What you have to do -
Reproduce every line below verbatim, leaving out the pictures.

Dataset records:
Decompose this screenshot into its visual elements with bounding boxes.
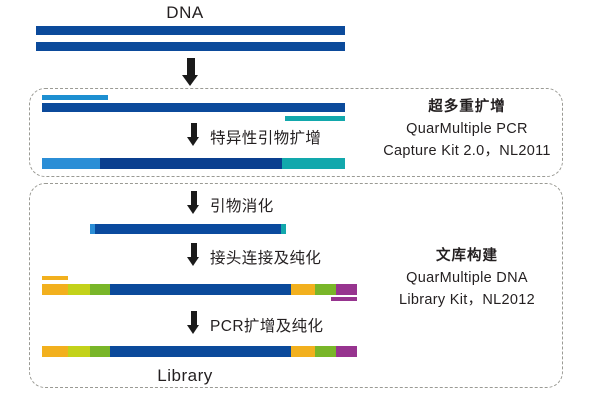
kit-title-amplification: 超多重扩增 — [372, 96, 562, 118]
arrow-adapter-ligation-purification — [187, 243, 200, 267]
adapter-right-magenta — [331, 297, 357, 301]
library-segment-index-right — [315, 346, 336, 357]
dna-strand-top — [36, 26, 345, 35]
template-strand — [42, 103, 345, 112]
arrow-pcr-amplification-purification — [187, 311, 200, 335]
library-segment-primer-right — [291, 346, 315, 357]
ligated-strand — [42, 284, 357, 295]
diagram-canvas: DNA 特异性引物扩增 超多重扩增 QuarMultiple PCR Captu… — [0, 0, 600, 408]
kit-info-amplification: 超多重扩增 QuarMultiple PCR Capture Kit 2.0，N… — [372, 96, 562, 162]
ligated-segment-index-right — [315, 284, 336, 295]
digested-segment-middle — [95, 224, 281, 234]
step-label-pcr-amplification-purification: PCR扩增及纯化 — [210, 314, 323, 336]
ligated-segment-adapter-right — [336, 284, 357, 295]
arrow-primer-digestion — [187, 191, 200, 215]
library-segment-adapter-left — [42, 346, 68, 357]
kit-info-library-construction: 文库构建 QuarMultiple DNA Library Kit，NL2012 — [372, 245, 562, 311]
kit-line2-library-construction: Library Kit，NL2012 — [372, 289, 562, 311]
library-segment-index-left — [68, 346, 90, 357]
ligated-segment-primer-left — [90, 284, 110, 295]
library-strand — [42, 346, 357, 357]
ligated-segment-primer-right — [291, 284, 315, 295]
page-title-library: Library — [0, 366, 370, 386]
step-label-specific-primer-amplification: 特异性引物扩增 — [210, 126, 321, 148]
step-label-adapter-ligation-purification: 接头连接及纯化 — [210, 246, 321, 268]
primer-left-light-blue — [42, 95, 108, 100]
amplicon-segment-left — [42, 158, 100, 169]
adapter-left-orange — [42, 276, 68, 280]
amplicon-segment-middle — [100, 158, 282, 169]
kit-title-library-construction: 文库构建 — [372, 245, 562, 267]
amplicon-segment-right — [282, 158, 345, 169]
digested-segment-right-cap — [281, 224, 286, 234]
library-segment-adapter-right — [336, 346, 357, 357]
primer-right-teal — [285, 116, 345, 121]
dna-strand-bottom — [36, 42, 345, 51]
page-title-dna: DNA — [0, 3, 370, 23]
ligated-segment-index-left — [68, 284, 90, 295]
kit-line1-library-construction: QuarMultiple DNA — [372, 267, 562, 289]
step-label-primer-digestion: 引物消化 — [210, 194, 274, 216]
digested-strand — [90, 224, 286, 234]
ligated-segment-insert — [110, 284, 291, 295]
amplicon-strand — [42, 158, 345, 169]
library-segment-primer-left — [90, 346, 110, 357]
ligated-segment-adapter-left — [42, 284, 68, 295]
arrow-dna-to-amplification — [182, 58, 199, 86]
kit-line1-amplification: QuarMultiple PCR — [372, 118, 562, 140]
arrow-specific-primer-amplification — [187, 123, 200, 147]
library-segment-insert — [110, 346, 291, 357]
kit-line2-amplification: Capture Kit 2.0，NL2011 — [372, 140, 562, 162]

Complete response -
Decompose this screenshot into its visual elements with bounding boxes.
kit-title-amplification: 超多重扩增 — [372, 96, 562, 118]
arrow-adapter-ligation-purification — [187, 243, 200, 267]
adapter-right-magenta — [331, 297, 357, 301]
library-segment-index-right — [315, 346, 336, 357]
dna-strand-top — [36, 26, 345, 35]
template-strand — [42, 103, 345, 112]
arrow-pcr-amplification-purification — [187, 311, 200, 335]
library-segment-primer-right — [291, 346, 315, 357]
ligated-strand — [42, 284, 357, 295]
diagram-canvas: DNA 特异性引物扩增 超多重扩增 QuarMultiple PCR Captu… — [0, 0, 600, 408]
kit-info-amplification: 超多重扩增 QuarMultiple PCR Capture Kit 2.0，N… — [372, 96, 562, 162]
ligated-segment-index-right — [315, 284, 336, 295]
digested-segment-middle — [95, 224, 281, 234]
step-label-pcr-amplification-purification: PCR扩增及纯化 — [210, 314, 323, 336]
ligated-segment-adapter-right — [336, 284, 357, 295]
arrow-primer-digestion — [187, 191, 200, 215]
library-segment-adapter-left — [42, 346, 68, 357]
kit-info-library-construction: 文库构建 QuarMultiple DNA Library Kit，NL2012 — [372, 245, 562, 311]
kit-line2-library-construction: Library Kit，NL2012 — [372, 289, 562, 311]
library-segment-index-left — [68, 346, 90, 357]
ligated-segment-primer-left — [90, 284, 110, 295]
library-strand — [42, 346, 357, 357]
ligated-segment-primer-right — [291, 284, 315, 295]
page-title-library: Library — [0, 366, 370, 386]
step-label-specific-primer-amplification: 特异性引物扩增 — [210, 126, 321, 148]
step-label-adapter-ligation-purification: 接头连接及纯化 — [210, 246, 321, 268]
primer-left-light-blue — [42, 95, 108, 100]
amplicon-segment-left — [42, 158, 100, 169]
adapter-left-orange — [42, 276, 68, 280]
amplicon-segment-middle — [100, 158, 282, 169]
kit-title-library-construction: 文库构建 — [372, 245, 562, 267]
amplicon-segment-right — [282, 158, 345, 169]
digested-segment-right-cap — [281, 224, 286, 234]
library-segment-adapter-right — [336, 346, 357, 357]
primer-right-teal — [285, 116, 345, 121]
dna-strand-bottom — [36, 42, 345, 51]
page-title-dna: DNA — [0, 3, 370, 23]
ligated-segment-index-left — [68, 284, 90, 295]
kit-line1-library-construction: QuarMultiple DNA — [372, 267, 562, 289]
step-label-primer-digestion: 引物消化 — [210, 194, 274, 216]
digested-strand — [90, 224, 286, 234]
ligated-segment-insert — [110, 284, 291, 295]
amplicon-strand — [42, 158, 345, 169]
library-segment-primer-left — [90, 346, 110, 357]
ligated-segment-adapter-left — [42, 284, 68, 295]
arrow-dna-to-amplification — [182, 58, 199, 86]
kit-line1-amplification: QuarMultiple PCR — [372, 118, 562, 140]
arrow-specific-primer-amplification — [187, 123, 200, 147]
library-segment-insert — [110, 346, 291, 357]
kit-line2-amplification: Capture Kit 2.0，NL2011 — [372, 140, 562, 162]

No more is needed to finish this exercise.